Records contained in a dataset
************

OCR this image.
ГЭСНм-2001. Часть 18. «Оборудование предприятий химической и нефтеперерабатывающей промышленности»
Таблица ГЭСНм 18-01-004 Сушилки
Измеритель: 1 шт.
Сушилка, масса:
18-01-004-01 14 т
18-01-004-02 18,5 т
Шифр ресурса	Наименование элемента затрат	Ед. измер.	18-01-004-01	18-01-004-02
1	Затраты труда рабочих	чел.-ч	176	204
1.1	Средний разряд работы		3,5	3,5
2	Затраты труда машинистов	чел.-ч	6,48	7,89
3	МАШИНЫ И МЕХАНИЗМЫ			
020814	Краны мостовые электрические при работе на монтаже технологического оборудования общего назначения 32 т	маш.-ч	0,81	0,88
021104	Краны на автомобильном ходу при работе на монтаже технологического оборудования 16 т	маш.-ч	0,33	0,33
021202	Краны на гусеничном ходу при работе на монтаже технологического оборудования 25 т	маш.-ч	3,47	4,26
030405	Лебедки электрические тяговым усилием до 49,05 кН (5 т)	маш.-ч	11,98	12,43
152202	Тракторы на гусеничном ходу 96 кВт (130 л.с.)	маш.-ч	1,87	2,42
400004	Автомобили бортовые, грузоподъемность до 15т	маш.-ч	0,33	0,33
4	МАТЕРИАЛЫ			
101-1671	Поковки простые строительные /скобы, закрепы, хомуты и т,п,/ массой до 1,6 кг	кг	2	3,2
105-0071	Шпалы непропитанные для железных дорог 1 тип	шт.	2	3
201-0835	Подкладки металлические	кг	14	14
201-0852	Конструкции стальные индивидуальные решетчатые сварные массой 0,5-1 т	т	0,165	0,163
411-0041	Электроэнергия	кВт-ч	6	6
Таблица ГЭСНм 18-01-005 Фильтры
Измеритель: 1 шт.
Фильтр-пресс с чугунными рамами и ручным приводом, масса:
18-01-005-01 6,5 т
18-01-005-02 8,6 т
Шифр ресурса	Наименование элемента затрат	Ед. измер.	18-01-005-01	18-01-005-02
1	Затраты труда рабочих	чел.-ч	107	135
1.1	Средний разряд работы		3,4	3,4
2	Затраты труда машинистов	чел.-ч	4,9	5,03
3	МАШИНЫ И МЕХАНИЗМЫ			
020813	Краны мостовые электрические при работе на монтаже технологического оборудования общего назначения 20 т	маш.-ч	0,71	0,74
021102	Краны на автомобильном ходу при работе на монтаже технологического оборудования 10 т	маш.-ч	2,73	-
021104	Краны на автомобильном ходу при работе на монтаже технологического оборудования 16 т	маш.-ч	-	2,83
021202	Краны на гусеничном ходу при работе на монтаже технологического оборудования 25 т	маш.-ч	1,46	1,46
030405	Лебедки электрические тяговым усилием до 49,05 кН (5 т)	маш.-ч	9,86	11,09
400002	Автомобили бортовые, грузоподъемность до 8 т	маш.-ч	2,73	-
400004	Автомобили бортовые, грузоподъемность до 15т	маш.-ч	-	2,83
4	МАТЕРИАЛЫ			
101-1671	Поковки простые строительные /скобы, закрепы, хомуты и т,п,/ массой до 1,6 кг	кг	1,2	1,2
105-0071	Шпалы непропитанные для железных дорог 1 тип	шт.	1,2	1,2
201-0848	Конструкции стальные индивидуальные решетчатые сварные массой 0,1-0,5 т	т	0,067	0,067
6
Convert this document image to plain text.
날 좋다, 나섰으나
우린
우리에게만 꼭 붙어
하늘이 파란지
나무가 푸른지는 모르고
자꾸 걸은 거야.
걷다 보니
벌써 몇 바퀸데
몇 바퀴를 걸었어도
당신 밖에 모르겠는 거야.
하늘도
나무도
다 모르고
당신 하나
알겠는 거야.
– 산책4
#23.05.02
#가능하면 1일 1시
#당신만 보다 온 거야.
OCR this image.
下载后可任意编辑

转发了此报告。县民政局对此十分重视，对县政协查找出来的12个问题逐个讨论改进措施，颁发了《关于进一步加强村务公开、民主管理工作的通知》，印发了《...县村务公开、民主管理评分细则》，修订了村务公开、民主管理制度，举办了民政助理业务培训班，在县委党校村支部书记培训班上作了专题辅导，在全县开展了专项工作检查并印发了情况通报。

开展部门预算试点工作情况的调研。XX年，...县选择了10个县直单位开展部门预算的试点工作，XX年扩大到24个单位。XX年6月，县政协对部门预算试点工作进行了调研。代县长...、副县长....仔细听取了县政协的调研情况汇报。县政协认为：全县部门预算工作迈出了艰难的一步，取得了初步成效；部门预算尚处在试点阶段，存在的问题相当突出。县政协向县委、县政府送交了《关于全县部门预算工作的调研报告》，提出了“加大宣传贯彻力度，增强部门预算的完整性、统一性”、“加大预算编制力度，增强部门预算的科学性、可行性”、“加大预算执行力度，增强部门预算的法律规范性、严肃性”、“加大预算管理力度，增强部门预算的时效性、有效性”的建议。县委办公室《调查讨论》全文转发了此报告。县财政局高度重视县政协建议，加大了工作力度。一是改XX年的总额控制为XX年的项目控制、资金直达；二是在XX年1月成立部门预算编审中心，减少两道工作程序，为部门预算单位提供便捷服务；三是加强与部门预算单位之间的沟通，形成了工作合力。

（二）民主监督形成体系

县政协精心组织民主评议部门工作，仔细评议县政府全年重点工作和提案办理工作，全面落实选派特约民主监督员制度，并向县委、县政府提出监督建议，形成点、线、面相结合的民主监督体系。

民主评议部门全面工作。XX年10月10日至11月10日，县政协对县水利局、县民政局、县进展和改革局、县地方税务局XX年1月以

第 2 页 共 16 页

************

Task prompt
Tell how many lines hold the string "Затраты", giving the number and nothing else.

Finished exercise
4